RECORD EXTRACTS start

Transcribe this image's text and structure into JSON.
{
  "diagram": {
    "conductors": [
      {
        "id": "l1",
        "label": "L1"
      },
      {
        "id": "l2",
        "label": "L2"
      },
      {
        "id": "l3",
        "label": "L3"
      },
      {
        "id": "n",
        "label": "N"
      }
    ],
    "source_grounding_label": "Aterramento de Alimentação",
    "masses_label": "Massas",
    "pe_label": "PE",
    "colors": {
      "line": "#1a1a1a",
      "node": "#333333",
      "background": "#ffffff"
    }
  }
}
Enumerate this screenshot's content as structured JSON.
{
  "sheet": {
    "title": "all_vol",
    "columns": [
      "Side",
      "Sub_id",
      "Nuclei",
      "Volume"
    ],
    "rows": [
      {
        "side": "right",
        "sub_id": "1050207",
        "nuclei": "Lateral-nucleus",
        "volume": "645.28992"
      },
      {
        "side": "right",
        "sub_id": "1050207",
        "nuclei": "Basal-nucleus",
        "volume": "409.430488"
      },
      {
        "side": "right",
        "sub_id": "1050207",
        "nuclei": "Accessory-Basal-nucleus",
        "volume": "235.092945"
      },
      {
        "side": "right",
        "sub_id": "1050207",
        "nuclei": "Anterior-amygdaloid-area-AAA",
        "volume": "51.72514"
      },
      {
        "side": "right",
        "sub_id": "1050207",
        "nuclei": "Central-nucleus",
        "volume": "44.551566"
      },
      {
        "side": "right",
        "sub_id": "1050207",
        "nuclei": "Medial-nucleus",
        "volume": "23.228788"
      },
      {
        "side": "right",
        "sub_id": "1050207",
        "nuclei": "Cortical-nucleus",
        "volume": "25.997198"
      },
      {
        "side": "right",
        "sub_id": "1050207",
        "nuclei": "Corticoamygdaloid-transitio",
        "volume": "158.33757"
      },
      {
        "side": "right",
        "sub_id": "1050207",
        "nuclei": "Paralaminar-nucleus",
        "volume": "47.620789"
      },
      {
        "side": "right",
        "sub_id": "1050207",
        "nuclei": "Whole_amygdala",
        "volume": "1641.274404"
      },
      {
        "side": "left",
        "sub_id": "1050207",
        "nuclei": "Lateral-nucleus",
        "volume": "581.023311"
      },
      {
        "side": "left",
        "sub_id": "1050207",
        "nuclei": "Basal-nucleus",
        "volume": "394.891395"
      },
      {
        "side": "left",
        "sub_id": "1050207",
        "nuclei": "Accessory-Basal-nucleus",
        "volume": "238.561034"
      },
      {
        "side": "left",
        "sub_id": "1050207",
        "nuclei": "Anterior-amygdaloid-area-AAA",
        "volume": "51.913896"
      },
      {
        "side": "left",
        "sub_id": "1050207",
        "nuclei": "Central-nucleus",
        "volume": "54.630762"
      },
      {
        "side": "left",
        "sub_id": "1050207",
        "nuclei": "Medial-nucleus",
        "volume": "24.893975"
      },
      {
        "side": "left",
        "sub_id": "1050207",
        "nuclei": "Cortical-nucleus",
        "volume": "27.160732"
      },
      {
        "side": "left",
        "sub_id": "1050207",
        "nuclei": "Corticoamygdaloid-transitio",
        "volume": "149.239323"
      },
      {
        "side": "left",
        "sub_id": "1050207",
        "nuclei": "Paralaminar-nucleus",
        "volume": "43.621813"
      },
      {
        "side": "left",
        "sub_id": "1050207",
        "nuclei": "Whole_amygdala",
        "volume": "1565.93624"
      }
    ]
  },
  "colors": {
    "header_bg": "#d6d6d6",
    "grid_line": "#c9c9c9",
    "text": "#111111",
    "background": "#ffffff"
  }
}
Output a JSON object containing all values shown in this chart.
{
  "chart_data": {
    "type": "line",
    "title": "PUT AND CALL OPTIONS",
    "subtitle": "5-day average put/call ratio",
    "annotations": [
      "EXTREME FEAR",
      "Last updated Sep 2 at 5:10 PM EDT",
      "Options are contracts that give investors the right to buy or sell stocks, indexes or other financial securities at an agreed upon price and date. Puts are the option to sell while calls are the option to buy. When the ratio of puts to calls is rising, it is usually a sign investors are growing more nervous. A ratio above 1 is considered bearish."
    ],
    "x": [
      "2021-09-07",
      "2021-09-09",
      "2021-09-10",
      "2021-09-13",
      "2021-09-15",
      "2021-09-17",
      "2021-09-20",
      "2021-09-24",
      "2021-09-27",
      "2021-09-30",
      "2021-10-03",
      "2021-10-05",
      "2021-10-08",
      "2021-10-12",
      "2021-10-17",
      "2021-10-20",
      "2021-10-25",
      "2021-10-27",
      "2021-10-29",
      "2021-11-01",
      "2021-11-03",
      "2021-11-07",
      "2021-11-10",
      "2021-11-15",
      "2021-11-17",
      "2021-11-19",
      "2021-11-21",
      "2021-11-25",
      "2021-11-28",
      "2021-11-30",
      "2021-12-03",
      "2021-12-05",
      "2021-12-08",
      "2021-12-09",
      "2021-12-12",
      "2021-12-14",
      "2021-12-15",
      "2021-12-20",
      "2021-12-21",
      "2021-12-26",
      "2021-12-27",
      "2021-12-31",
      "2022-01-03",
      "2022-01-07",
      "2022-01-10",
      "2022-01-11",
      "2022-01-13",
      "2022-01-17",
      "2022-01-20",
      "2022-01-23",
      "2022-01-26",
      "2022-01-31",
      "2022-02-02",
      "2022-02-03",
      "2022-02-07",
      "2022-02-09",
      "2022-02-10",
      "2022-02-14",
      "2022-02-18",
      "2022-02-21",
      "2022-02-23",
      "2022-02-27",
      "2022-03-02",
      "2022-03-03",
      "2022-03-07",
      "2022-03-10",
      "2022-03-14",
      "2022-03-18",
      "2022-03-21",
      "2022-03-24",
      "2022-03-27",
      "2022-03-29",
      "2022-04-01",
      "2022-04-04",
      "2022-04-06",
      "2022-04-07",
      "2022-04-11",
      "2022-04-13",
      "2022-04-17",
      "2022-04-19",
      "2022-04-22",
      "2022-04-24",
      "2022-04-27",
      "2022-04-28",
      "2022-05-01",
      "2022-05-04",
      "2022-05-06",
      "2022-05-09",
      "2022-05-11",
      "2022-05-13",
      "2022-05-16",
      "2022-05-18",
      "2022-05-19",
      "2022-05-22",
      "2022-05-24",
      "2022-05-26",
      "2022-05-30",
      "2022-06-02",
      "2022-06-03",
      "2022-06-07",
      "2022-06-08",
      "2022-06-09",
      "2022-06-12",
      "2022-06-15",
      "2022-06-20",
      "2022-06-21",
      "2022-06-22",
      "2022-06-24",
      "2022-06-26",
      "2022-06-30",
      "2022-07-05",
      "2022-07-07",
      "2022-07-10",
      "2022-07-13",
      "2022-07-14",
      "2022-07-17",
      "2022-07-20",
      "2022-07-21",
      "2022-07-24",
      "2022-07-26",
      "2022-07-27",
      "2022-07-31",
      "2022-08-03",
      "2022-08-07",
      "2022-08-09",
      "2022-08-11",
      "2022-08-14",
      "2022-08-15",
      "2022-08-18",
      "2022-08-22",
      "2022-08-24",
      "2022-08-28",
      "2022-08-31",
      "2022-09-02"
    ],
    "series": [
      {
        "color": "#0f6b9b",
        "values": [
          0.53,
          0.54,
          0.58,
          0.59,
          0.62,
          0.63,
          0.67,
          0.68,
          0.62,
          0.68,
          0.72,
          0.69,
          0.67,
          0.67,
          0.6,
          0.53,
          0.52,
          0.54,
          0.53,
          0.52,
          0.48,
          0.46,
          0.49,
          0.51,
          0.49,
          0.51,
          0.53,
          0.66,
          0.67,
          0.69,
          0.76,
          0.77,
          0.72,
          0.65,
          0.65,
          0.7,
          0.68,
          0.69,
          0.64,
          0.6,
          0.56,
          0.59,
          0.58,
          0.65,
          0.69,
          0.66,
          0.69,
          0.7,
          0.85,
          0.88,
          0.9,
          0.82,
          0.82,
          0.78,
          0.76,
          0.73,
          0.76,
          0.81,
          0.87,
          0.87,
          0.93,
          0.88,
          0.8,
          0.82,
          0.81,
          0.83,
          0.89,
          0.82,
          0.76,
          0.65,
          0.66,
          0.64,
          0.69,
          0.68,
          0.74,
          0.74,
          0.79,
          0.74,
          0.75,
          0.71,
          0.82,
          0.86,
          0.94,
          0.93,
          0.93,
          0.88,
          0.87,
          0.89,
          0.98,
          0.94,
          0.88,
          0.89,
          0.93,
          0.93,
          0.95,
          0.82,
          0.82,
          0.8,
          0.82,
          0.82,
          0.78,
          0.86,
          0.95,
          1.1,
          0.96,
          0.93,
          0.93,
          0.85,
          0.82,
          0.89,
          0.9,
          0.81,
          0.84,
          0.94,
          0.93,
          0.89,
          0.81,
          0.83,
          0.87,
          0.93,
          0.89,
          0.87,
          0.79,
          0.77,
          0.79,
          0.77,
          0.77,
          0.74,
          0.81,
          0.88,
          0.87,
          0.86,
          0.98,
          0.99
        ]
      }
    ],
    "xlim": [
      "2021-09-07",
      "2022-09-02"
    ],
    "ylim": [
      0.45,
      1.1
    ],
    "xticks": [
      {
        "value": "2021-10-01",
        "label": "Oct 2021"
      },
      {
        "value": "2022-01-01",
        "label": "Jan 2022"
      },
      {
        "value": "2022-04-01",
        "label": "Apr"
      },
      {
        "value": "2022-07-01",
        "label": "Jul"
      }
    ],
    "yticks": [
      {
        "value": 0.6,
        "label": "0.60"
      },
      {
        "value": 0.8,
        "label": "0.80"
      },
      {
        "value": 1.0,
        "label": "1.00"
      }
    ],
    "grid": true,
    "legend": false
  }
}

RECORD EXTRACTS end

◆ WHAT NEEDS TO BE DONE ◆
Within the records, how many lines include "background"? The answer is the number and nothing else.

◆ OUTPUT FOR THIS TASK ◆
2